### Task instructions
a - Summarize the Modi excerpt in two sentences.
b - Extract from the Modi excerpt everything from "To be sure, Modi" down to "results were announced.", copied word for word.

>> start Document extract

To be sure, Modi remains a popular figure among the powerful. After he won reelection on May 23, he received a flood of congratulatory messages from world leaders. The plaudits poured in far and wide, from partners in Washington and Tokyo to rivals in Beijing and Islamabad, and many places in between.

Still, the sheen is starting to wear off. Western media coverage has focused extensively on the increasingly tense and violent communal environment in Modi’s India—from lynchings and other attacks on religious minorities to the rabidly anti-Muslim rhetoric expressed by Modi’s senior BJP allies. On May 20, Time magazine produced a cover with an image of Modi and an accompanying headline of “India’s Divider in Chief.” All this negativity produced a nasty response from one senior BJP official on Twitter on the day that the election results were announced.

Consequently, Modi 2.0 faces a fundamental foreign-policy challenge: how to strike a balance between muscular and hard-line postures that reflect his increasingly nationalistic politics, and softer and more conciliatory actions that improve the Modi brand overseas, all while pursuing the overarching goal of burnishing India’s credentials as a rising and responsible global power. Given the importance of that latter goal, Modi’s second-term foreign policy is likely to be more measured than muscular, but just as—if not more—assertive and confident as it was during his first term.

>> end Document extract
>> start Dataset extract

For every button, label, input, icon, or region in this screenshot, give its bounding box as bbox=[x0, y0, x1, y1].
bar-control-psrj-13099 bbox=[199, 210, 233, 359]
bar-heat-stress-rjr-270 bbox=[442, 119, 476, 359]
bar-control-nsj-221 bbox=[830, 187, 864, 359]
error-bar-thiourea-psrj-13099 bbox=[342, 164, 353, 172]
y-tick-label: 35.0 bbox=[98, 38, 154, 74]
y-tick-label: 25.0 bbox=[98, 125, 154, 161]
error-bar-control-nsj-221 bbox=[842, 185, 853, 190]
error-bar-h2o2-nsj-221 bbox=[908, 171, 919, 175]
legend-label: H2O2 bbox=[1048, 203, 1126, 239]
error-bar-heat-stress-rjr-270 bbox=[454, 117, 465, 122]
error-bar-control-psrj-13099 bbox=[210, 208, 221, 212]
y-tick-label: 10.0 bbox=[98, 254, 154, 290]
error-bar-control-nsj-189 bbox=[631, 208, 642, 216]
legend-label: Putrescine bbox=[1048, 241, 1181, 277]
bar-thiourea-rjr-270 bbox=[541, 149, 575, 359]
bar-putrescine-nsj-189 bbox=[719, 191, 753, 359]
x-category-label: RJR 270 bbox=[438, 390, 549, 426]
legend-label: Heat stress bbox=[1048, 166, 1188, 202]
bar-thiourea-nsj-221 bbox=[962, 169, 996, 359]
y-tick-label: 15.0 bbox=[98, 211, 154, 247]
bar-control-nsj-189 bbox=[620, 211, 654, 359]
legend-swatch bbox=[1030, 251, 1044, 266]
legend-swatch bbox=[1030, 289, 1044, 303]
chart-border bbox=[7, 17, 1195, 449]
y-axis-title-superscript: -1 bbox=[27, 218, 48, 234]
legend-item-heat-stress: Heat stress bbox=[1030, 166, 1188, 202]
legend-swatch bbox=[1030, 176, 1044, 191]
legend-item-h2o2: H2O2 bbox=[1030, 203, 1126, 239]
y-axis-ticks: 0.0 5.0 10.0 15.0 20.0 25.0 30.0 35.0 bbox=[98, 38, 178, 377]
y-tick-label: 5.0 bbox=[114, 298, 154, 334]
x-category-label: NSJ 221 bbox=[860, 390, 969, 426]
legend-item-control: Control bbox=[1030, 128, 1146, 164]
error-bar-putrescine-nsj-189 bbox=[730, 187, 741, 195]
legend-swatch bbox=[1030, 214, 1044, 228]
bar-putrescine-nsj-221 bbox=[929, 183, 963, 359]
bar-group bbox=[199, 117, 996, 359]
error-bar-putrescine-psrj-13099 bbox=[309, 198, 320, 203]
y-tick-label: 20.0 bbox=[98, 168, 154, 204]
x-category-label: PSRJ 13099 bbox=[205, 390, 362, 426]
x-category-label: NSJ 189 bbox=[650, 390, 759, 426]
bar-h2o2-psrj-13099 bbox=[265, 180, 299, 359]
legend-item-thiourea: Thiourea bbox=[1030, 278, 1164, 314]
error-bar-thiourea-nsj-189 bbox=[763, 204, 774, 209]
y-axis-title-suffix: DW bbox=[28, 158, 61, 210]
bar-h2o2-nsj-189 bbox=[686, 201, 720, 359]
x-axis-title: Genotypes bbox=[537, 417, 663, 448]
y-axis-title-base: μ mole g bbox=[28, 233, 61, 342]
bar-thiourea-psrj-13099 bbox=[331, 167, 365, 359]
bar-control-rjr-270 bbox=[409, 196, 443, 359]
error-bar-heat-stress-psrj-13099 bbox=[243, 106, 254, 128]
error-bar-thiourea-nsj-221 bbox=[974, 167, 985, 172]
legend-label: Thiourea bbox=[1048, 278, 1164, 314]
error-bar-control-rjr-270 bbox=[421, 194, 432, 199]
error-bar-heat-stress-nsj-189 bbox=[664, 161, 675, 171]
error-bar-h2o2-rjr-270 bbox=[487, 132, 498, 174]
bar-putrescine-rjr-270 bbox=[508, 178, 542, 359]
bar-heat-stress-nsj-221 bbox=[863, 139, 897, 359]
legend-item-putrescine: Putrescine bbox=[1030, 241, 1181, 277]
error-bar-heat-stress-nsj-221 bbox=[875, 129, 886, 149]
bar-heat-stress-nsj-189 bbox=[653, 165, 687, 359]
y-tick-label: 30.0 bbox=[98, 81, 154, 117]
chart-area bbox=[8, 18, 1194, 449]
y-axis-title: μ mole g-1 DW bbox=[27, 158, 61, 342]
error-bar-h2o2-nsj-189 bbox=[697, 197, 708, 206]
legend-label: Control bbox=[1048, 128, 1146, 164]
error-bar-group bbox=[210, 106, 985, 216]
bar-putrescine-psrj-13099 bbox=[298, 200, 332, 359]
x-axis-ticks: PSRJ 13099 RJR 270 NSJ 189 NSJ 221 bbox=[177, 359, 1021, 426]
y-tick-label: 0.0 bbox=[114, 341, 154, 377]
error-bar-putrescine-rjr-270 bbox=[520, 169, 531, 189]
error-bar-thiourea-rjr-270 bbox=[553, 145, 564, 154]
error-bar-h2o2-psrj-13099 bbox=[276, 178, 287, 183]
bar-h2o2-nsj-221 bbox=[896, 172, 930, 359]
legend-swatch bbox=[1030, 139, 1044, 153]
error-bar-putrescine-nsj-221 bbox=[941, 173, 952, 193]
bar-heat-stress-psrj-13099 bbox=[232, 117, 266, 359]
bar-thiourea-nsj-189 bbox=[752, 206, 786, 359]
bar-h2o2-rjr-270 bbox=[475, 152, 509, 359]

>> end Dataset extract

### Written responses
a - Modi remains popular among world leaders, who sent him a flood of congratulations after his May 23 reelection, but Western media coverage has increasingly focused on the tense and violent communal environment in his India. His second term therefore faces the challenge of balancing hard-line nationalist postures with softer actions that improve his image abroad while burnishing India's credentials as a rising and responsible power, and his foreign policy is likely to be more measured than muscular yet at least as assertive and confident.

b -
To be sure, Modi remains a popular figure among the powerful. After he won reelection on May 23, he received a flood of congratulatory messages from world leaders. The plaudits poured in far and wide, from partners in Washington and Tokyo to rivals in Beijing and Islamabad, and many places in between.

Still, the sheen is starting to wear off. Western media coverage has focused extensively on the increasingly tense and violent communal environment in Modi’s India—from lynchings and other attacks on religious minorities to the rabidly anti-Muslim rhetoric expressed by Modi’s senior BJP allies. On May 20, Time magazine produced a cover with an image of Modi and an accompanying headline of “India’s Divider in Chief.” All this negativity produced a nasty response from one senior BJP official on Twitter on the day that the election results were announced.